[start]
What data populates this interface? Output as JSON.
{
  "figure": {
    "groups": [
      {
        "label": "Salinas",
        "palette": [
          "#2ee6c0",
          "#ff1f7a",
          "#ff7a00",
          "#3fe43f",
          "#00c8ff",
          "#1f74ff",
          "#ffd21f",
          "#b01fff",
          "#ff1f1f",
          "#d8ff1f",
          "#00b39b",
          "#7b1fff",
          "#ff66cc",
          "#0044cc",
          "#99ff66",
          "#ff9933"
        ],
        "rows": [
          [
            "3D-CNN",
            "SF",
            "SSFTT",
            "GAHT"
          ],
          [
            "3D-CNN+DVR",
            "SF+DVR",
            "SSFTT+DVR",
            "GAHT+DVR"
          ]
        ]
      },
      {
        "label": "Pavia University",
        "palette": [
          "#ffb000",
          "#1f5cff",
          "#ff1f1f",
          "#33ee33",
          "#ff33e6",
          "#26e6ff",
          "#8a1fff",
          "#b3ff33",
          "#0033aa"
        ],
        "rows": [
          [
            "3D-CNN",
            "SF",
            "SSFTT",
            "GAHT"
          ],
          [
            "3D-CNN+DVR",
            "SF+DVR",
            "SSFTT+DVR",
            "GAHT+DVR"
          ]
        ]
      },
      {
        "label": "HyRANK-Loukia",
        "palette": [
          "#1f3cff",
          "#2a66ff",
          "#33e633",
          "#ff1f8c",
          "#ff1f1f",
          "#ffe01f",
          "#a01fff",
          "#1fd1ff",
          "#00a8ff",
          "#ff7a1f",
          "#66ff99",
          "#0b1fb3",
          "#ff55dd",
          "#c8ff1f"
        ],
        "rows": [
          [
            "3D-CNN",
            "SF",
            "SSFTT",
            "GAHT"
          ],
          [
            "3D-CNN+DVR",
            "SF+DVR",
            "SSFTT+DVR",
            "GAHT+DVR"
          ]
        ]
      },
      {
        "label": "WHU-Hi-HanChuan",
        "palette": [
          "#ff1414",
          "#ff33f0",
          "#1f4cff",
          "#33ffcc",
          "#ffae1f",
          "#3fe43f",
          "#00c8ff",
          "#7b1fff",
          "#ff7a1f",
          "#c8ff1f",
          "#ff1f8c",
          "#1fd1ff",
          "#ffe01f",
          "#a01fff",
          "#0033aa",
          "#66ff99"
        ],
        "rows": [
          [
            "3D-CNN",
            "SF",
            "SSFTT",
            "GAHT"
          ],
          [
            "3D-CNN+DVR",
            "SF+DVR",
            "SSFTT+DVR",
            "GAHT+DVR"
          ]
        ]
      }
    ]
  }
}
[end]
Quote all the records exactly, please, leaving none out.

Output for this task:
What data populates this interface? Output as JSON.
{
  "figure": {
    "groups": [
      {
        "label": "Salinas",
        "palette": [
          "#2ee6c0",
          "#ff1f7a",
          "#ff7a00",
          "#3fe43f",
          "#00c8ff",
          "#1f74ff",
          "#ffd21f",
          "#b01fff",
          "#ff1f1f",
          "#d8ff1f",
          "#00b39b",
          "#7b1fff",
          "#ff66cc",
          "#0044cc",
          "#99ff66",
          "#ff9933"
        ],
        "rows": [
          [
            "3D-CNN",
            "SF",
            "SSFTT",
            "GAHT"
          ],
          [
            "3D-CNN+DVR",
            "SF+DVR",
            "SSFTT+DVR",
            "GAHT+DVR"
          ]
        ]
      },
      {
        "label": "Pavia University",
        "palette": [
          "#ffb000",
          "#1f5cff",
          "#ff1f1f",
          "#33ee33",
          "#ff33e6",
          "#26e6ff",
          "#8a1fff",
          "#b3ff33",
          "#0033aa"
        ],
        "rows": [
          [
            "3D-CNN",
            "SF",
            "SSFTT",
            "GAHT"
          ],
          [
            "3D-CNN+DVR",
            "SF+DVR",
            "SSFTT+DVR",
            "GAHT+DVR"
          ]
        ]
      },
      {
        "label": "HyRANK-Loukia",
        "palette": [
          "#1f3cff",
          "#2a66ff",
          "#33e633",
          "#ff1f8c",
          "#ff1f1f",
          "#ffe01f",
          "#a01fff",
          "#1fd1ff",
          "#00a8ff",
          "#ff7a1f",
          "#66ff99",
          "#0b1fb3",
          "#ff55dd",
          "#c8ff1f"
        ],
        "rows": [
          [
            "3D-CNN",
            "SF",
            "SSFTT",
            "GAHT"
          ],
          [
            "3D-CNN+DVR",
            "SF+DVR",
            "SSFTT+DVR",
            "GAHT+DVR"
          ]
        ]
      },
      {
        "label": "WHU-Hi-HanChuan",
        "palette": [
          "#ff1414",
          "#ff33f0",
          "#1f4cff",
          "#33ffcc",
          "#ffae1f",
          "#3fe43f",
          "#00c8ff",
          "#7b1fff",
          "#ff7a1f",
          "#c8ff1f",
          "#ff1f8c",
          "#1fd1ff",
          "#ffe01f",
          "#a01fff",
          "#0033aa",
          "#66ff99"
        ],
        "rows": [
          [
            "3D-CNN",
            "SF",
            "SSFTT",
            "GAHT"
          ],
          [
            "3D-CNN+DVR",
            "SF+DVR",
            "SSFTT+DVR",
            "GAHT+DVR"
          ]
        ]
      }
    ]
  }
}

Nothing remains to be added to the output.